** INFORMATION GIVEN **
----

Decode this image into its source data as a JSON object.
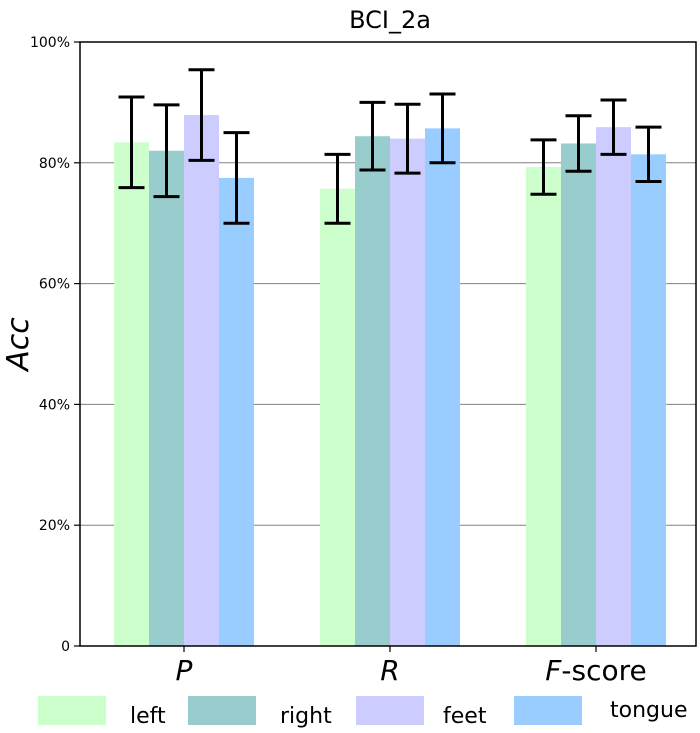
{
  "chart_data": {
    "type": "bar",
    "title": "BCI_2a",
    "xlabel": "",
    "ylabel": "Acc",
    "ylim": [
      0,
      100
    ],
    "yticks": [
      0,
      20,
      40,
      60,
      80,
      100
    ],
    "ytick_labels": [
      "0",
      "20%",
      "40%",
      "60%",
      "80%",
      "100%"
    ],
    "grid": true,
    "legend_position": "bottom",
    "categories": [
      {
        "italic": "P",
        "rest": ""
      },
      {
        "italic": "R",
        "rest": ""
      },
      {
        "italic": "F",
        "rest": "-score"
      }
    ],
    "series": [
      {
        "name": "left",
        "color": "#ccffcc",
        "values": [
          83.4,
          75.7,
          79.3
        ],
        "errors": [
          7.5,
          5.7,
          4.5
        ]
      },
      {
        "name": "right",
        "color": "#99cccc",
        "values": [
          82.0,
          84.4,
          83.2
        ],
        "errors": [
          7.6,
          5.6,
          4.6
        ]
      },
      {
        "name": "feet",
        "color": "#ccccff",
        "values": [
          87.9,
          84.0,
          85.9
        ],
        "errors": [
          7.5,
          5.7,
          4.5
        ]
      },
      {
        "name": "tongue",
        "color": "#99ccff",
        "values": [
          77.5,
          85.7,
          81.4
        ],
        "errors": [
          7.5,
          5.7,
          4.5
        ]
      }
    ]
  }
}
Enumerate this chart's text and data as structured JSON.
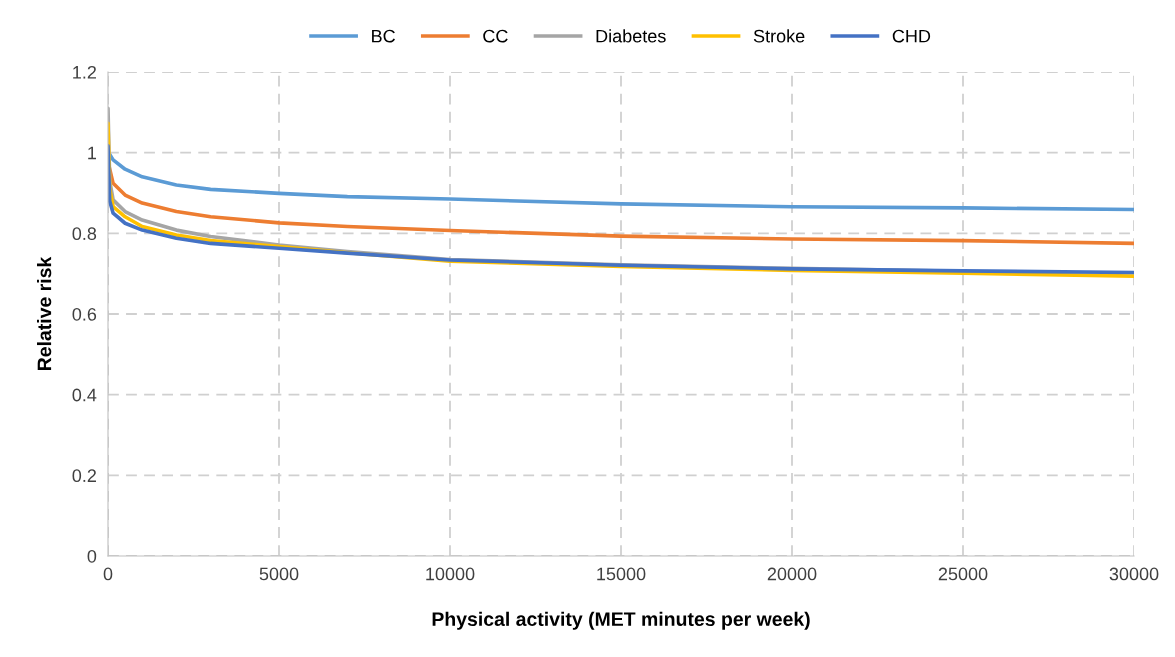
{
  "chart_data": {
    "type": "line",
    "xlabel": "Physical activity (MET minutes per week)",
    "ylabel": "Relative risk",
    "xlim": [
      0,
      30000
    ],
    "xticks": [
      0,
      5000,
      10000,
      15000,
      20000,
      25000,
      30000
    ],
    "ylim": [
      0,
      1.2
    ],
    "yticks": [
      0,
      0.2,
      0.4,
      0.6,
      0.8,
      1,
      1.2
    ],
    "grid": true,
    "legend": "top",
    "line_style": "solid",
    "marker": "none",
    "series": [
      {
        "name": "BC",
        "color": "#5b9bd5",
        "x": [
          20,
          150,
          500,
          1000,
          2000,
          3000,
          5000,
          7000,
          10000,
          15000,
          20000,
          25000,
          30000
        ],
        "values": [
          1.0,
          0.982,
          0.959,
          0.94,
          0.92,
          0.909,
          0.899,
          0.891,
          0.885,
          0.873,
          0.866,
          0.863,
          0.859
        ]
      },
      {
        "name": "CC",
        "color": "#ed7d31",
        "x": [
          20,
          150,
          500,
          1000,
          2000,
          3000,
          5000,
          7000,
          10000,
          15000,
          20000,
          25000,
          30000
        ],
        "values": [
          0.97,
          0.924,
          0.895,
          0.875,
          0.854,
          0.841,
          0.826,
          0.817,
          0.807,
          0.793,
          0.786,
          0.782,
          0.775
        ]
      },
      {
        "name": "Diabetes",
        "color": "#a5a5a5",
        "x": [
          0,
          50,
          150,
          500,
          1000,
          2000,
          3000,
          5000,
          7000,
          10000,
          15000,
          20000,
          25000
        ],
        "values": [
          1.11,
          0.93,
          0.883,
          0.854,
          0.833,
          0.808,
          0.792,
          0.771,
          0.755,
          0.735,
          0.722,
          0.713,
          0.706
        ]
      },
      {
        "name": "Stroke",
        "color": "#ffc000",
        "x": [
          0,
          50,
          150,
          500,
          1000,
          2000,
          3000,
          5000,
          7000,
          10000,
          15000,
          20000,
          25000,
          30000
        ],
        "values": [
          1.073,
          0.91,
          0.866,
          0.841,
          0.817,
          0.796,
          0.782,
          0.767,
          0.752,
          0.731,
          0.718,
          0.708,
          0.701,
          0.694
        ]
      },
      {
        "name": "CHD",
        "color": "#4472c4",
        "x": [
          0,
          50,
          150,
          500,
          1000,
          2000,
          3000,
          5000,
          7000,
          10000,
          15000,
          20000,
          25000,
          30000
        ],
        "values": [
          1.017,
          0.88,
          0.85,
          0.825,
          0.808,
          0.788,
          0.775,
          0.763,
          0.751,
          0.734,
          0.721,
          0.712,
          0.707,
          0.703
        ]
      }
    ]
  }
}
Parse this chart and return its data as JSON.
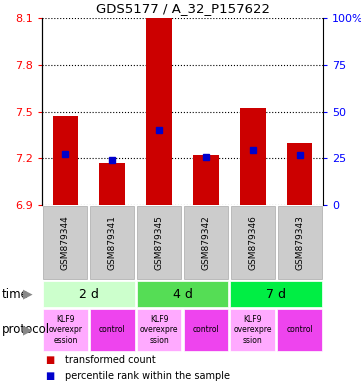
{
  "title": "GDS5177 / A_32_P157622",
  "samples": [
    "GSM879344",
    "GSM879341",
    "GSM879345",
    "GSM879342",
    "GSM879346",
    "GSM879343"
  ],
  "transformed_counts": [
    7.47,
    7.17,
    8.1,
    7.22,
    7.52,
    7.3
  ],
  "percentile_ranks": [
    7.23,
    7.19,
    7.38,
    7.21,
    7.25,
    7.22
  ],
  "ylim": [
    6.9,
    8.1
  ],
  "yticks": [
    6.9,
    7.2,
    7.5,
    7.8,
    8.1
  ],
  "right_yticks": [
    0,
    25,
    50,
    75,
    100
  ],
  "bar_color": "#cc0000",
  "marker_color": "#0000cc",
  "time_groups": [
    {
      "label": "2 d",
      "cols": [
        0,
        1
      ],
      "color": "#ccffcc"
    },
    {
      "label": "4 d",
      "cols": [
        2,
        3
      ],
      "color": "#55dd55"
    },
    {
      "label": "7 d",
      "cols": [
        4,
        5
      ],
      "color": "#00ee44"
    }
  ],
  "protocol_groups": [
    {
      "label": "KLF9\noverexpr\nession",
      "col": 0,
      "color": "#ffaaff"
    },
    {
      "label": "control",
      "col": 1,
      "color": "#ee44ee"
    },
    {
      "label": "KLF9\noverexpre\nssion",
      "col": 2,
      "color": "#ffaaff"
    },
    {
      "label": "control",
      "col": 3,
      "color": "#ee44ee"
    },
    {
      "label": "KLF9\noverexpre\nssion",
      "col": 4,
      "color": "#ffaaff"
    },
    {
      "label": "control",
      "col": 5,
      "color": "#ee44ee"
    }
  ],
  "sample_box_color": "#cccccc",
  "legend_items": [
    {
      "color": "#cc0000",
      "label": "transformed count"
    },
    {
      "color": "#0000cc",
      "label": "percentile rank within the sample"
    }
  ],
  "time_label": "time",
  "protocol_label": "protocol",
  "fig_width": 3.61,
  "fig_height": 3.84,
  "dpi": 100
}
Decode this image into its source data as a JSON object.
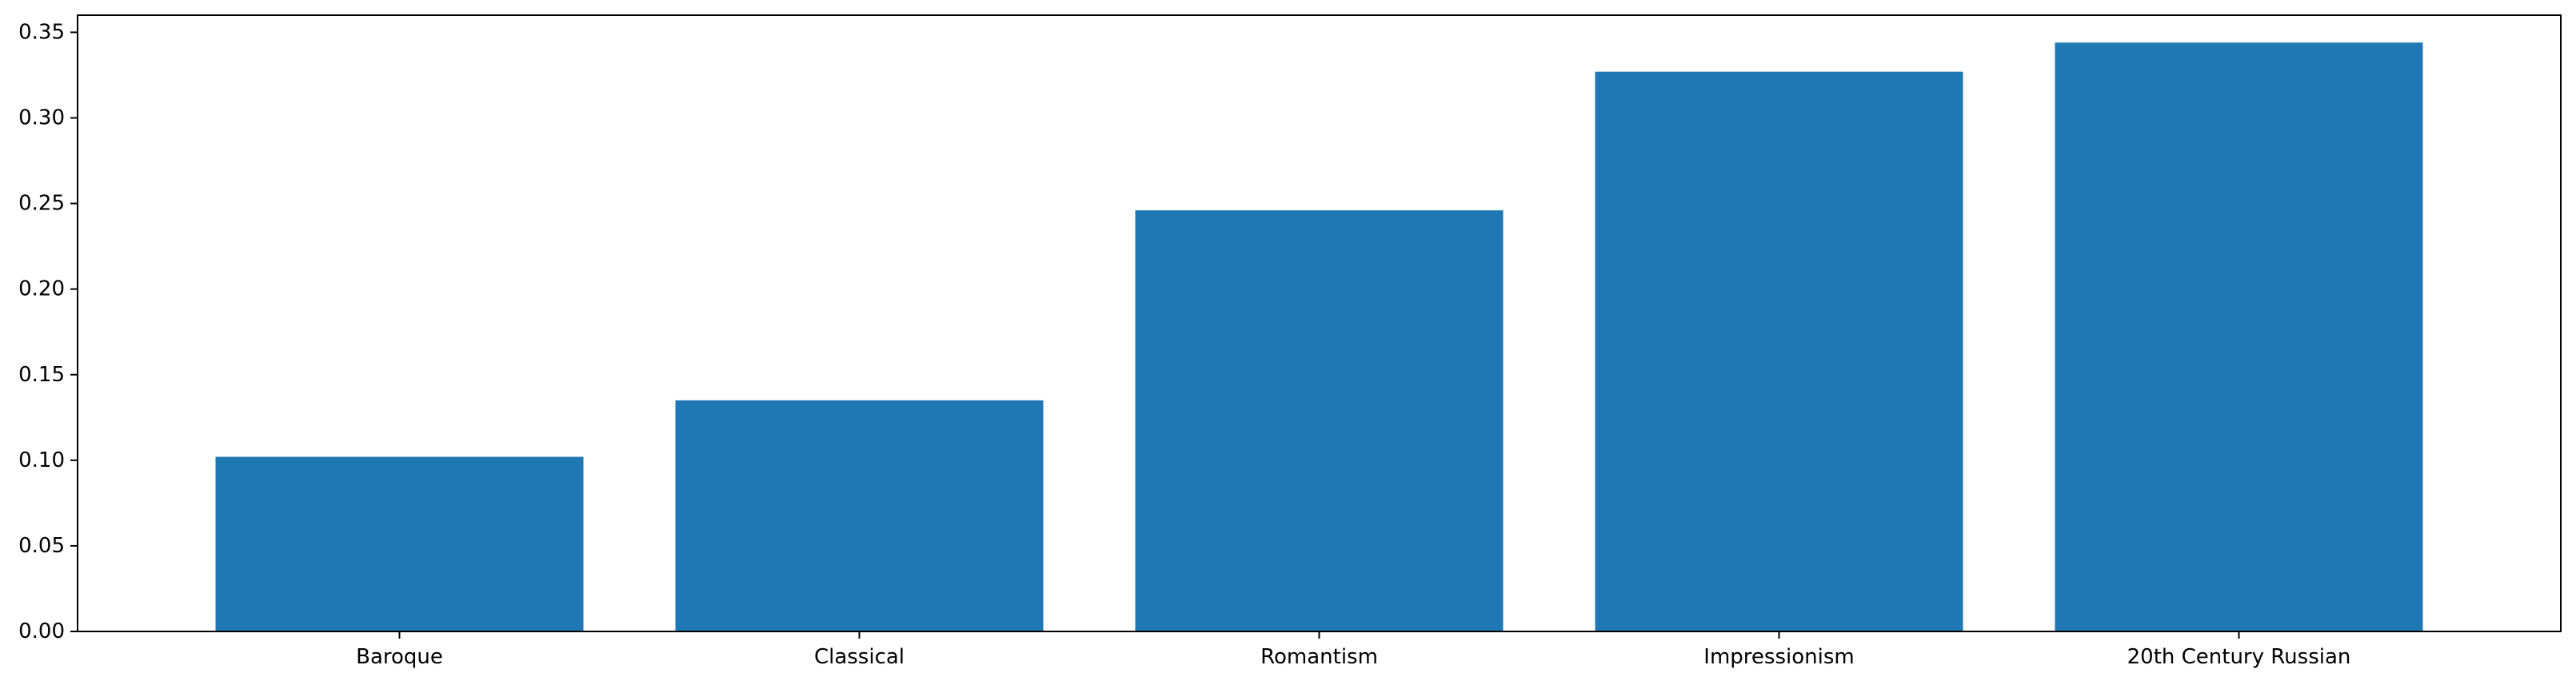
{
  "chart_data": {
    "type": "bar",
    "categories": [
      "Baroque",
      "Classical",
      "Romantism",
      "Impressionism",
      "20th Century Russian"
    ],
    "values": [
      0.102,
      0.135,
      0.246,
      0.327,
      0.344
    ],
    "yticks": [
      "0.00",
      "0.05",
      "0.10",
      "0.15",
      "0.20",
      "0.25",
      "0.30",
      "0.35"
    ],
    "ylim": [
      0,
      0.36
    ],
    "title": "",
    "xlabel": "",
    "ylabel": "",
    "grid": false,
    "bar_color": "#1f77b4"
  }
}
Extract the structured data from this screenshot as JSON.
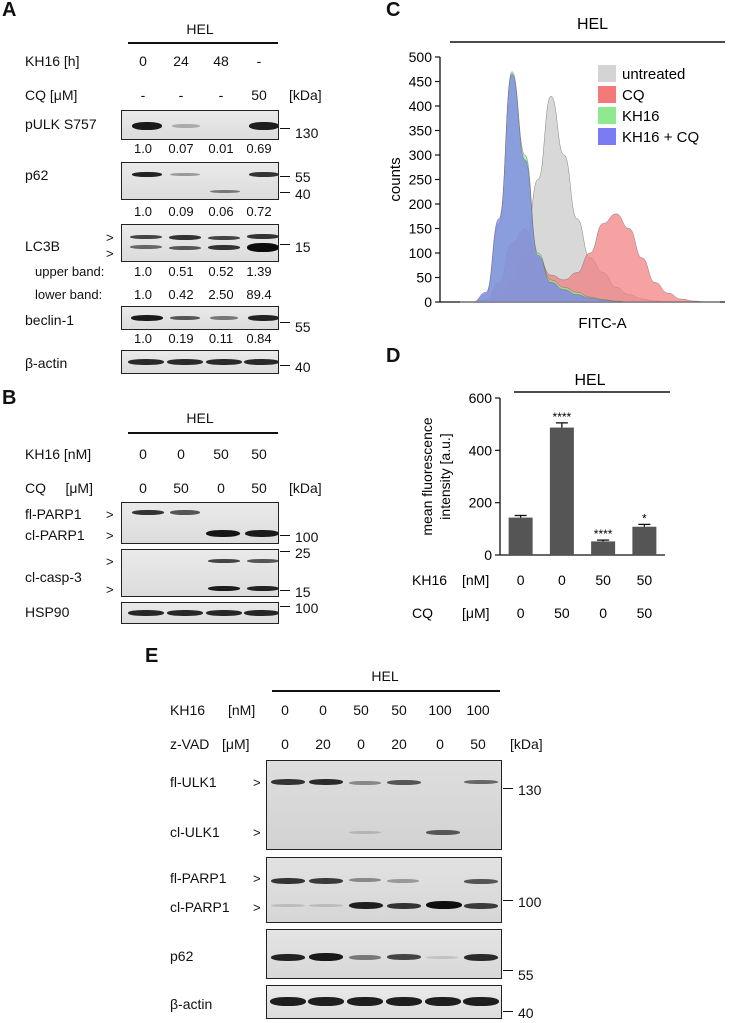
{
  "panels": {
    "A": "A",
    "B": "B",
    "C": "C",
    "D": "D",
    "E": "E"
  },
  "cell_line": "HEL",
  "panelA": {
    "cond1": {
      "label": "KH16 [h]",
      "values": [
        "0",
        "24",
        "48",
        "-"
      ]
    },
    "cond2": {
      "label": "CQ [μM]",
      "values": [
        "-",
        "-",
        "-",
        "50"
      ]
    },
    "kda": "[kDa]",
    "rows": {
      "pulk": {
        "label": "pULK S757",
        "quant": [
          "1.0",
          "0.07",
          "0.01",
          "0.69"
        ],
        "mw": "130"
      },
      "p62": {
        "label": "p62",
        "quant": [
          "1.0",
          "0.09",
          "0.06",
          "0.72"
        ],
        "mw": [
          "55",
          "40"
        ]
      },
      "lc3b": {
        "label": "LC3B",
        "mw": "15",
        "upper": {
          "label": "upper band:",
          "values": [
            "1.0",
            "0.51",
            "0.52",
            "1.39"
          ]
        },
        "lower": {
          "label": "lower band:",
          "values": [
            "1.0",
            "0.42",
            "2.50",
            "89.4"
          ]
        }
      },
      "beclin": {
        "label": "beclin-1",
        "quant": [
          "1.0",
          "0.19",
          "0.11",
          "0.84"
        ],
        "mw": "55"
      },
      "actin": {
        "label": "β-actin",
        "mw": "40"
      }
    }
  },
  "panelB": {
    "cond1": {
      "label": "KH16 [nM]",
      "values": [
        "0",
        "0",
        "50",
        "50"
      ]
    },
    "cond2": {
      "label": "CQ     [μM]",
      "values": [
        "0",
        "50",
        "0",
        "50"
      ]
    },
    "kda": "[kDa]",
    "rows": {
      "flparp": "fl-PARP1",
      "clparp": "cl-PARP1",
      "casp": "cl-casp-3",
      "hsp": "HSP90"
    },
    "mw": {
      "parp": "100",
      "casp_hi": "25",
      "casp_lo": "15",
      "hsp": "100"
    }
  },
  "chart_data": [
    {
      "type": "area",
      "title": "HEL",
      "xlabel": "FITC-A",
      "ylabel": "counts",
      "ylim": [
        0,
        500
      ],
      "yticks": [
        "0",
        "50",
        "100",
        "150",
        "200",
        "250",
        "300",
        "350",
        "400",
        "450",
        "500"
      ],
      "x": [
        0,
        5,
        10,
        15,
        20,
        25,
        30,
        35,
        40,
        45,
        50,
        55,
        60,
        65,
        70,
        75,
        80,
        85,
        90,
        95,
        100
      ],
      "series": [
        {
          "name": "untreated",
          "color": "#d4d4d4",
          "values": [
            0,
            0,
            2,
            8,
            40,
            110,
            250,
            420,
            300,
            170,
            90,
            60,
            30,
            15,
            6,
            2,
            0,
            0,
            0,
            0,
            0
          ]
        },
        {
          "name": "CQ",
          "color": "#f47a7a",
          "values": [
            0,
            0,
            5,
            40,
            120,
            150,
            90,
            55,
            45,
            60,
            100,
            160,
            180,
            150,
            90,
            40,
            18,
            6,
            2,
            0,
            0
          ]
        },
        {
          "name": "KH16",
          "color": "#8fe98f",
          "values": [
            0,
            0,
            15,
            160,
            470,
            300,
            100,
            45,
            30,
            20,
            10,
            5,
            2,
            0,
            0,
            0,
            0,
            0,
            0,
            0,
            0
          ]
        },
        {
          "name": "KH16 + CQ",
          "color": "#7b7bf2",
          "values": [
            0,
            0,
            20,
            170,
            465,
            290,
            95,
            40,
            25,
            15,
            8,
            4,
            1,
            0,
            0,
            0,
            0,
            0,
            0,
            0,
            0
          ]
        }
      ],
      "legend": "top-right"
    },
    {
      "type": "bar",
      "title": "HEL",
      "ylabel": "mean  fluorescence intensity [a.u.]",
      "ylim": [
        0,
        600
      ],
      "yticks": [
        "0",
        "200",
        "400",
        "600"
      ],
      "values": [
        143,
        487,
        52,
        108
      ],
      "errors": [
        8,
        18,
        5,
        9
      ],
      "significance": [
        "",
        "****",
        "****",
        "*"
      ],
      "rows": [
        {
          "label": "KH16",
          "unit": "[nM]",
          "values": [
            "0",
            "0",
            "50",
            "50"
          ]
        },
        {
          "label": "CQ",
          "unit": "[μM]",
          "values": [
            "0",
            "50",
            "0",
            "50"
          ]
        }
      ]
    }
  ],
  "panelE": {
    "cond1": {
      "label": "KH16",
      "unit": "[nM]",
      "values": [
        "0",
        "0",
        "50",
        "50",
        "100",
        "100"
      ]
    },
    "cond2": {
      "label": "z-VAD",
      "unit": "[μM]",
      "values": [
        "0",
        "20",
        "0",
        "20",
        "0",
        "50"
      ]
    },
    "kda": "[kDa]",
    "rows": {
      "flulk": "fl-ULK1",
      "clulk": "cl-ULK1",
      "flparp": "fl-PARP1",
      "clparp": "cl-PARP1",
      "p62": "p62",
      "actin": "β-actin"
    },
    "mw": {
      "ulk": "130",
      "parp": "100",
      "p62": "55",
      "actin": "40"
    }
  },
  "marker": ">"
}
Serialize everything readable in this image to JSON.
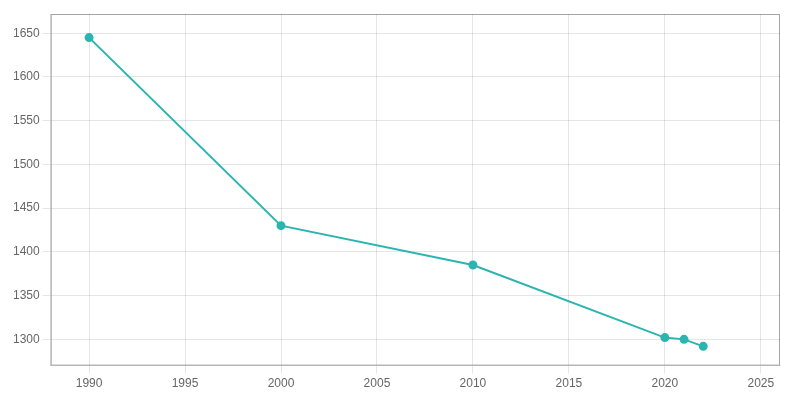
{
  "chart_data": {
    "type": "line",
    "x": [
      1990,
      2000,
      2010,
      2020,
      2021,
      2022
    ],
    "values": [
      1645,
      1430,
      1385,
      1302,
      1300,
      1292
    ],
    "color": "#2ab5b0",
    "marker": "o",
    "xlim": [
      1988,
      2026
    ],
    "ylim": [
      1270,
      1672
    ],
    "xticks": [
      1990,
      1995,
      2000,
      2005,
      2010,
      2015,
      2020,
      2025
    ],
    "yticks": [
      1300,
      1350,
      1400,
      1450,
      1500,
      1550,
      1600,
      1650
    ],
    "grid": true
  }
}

----

** TASK DETAILS **
Review the material and copy each line in which the word "title" appears.

** IN RESPONSE **
    "title": "BCI_2a",
  "title": "GDS5177 / A_32_P157622",
    "title": "",
      "title": "HEL",
      "title": "HEL",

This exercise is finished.